## EXTRACT TO READ
........
Known as Turtuga blanku in Papiamentu, the Green turtle (Chelonia mydas) is one of Bonaire’s more common species of sea turtles, along with the Hawksbill turtle (Eretmochelys imbricata). The Green turtle has a smooth edge to its shell (or carapace) and a rounded mouth, while the Hawksbill has a beaked mouth and a jagged edge to its shell. Green turtles nest on Bonaire’s sandy beaches and adults forage in coral reef areas, mangroves and seagrass beds. This large sea turtle is named for the green color of its body fat. Its carapace (shell) is olive and black colored with a teardrop shape. Adults live on a diet of seagrass and algae, although young Green Turtles also eat invertebrates such as crabs, shrimp and jellyfish. Green turtles typically stay underwater for 5 to 10 minutes when they are actively feeding, but can stay under for 2 to 3 hours when resting! They don’t need to come up for air during that time because their muscles and blood store large quantities of oxygen; their heart rate also drastically slows down to conserve as much oxygen as possible.
A number of monitoring projects have taken place to better understand the life cycles and migratory routes of this globally endangered species. Like other sea turtles, Green Turtles migrate vast distances between their nesting and foraging grounds. The Dutch Caribbean Nature Alliance collaborated with Stenapa St Eustatius and the St. Maarten Nature Foundation to track the migration route of both green and hawksbill turtles found on St. Eustatius and St. Maarten between 2006 and 2008. They founds that each of the four turtles they tracked travelled in a different direction—one went to the Dominican Republic, one to St Bartholomew, one to St Kitts and Nevis, and one stayed in St. Eustatius.
........
## Page segmentation data
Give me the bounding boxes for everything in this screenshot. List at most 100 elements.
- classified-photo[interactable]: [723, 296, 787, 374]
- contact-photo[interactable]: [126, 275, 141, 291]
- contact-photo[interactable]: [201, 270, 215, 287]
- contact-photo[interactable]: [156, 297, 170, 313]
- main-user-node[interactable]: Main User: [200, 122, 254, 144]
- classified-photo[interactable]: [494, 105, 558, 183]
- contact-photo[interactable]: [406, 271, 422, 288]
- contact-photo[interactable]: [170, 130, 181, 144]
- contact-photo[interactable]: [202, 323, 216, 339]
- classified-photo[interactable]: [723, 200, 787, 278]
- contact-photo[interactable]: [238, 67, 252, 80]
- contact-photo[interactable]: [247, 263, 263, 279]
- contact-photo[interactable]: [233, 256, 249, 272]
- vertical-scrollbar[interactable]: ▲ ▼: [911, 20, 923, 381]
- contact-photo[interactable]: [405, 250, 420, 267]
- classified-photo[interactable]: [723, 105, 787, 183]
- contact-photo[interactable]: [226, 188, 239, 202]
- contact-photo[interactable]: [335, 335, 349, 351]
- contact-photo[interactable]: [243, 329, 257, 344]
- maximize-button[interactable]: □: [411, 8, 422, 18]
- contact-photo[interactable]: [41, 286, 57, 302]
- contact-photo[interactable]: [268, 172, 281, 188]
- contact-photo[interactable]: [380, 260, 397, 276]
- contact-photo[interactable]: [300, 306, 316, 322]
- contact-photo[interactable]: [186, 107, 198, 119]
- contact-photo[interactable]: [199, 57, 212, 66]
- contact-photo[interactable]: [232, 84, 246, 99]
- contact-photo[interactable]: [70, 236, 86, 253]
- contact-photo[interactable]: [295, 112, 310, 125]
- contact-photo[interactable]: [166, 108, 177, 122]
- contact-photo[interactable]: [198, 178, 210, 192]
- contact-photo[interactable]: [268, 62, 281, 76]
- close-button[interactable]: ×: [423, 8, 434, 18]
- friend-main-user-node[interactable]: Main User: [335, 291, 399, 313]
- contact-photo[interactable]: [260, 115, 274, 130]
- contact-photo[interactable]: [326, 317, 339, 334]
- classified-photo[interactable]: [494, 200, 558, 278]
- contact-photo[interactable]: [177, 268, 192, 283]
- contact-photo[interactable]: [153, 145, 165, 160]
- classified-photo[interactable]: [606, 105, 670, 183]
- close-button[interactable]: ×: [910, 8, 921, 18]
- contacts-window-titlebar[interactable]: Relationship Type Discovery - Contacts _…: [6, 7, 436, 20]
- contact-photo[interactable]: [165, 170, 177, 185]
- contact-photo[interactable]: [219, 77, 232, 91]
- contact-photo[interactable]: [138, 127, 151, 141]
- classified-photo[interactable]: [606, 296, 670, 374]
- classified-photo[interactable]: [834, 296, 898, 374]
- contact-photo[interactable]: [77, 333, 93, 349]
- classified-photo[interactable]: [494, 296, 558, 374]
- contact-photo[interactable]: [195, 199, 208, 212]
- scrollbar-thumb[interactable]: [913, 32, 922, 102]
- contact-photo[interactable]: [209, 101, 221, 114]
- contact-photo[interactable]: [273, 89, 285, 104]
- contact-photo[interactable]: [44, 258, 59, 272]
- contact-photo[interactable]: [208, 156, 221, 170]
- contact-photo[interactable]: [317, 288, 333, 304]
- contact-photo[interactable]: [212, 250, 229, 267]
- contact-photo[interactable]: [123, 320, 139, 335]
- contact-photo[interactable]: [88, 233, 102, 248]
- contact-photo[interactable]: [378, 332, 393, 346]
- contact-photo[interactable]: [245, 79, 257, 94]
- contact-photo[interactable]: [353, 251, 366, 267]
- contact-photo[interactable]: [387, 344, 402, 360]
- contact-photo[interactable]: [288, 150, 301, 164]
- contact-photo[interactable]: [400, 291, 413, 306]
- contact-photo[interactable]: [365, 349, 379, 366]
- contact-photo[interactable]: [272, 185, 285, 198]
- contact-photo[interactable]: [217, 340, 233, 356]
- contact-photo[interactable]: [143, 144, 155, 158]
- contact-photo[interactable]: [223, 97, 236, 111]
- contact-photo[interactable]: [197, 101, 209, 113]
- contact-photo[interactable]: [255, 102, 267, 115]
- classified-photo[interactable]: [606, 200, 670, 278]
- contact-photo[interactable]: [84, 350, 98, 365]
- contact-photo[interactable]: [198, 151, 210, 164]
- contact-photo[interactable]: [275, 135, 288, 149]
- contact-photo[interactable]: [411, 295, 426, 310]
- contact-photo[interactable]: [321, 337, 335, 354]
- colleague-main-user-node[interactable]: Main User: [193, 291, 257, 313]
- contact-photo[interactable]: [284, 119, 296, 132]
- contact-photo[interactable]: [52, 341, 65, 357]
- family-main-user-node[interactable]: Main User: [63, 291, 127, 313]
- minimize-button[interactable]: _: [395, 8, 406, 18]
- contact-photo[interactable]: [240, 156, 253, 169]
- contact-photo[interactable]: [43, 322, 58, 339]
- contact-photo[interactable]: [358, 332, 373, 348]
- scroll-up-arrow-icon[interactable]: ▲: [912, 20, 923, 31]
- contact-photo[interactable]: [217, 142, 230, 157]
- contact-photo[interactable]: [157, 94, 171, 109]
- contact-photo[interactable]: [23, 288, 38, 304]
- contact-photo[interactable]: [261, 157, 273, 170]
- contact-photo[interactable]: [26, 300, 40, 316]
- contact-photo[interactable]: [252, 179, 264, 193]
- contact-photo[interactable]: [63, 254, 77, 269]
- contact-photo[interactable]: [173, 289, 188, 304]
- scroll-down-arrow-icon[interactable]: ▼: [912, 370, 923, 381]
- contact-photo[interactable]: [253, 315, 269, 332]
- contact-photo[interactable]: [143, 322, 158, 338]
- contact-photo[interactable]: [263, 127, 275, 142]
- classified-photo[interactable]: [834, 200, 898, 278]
........
## GOAL OF THE EXERCISE
Write the next part of the piece on Bonaire's green turtles, picking up after its last sentence. The material above stands on its own and has no tie to the text on green turtles.

## ANSWER SECTION
The IUCN Red List lists the Green turtle as endangered due human activities such as intentional egg harvest, contamination of or development on coastal habitats, incidental bycatch and degradation of nesting beaches. The local NGO S Sea Turtle Conservation Bonaire works to monitor, research and protect our turtles. We now know that female Green Turtles nest on Bonaire’s beaches at intervals of 2 to 3 years, and that adults are rarely seen outside the breeding season. Juveniles, however, are observed foraging year round in the waters around Bonaire. Through DNA analyses, it was found that these sea turtles come from other parts of the Caribbean and the South Atlantic. Some Green Turtles were found to come as far away as West Africa. They found that Green turtles in Lac Bay on Bonaire have much higher growth rates than in other parts of the Caribbean- demonstrating the importance of conserving seagrass and mangrove habitats in order to protect these turtles.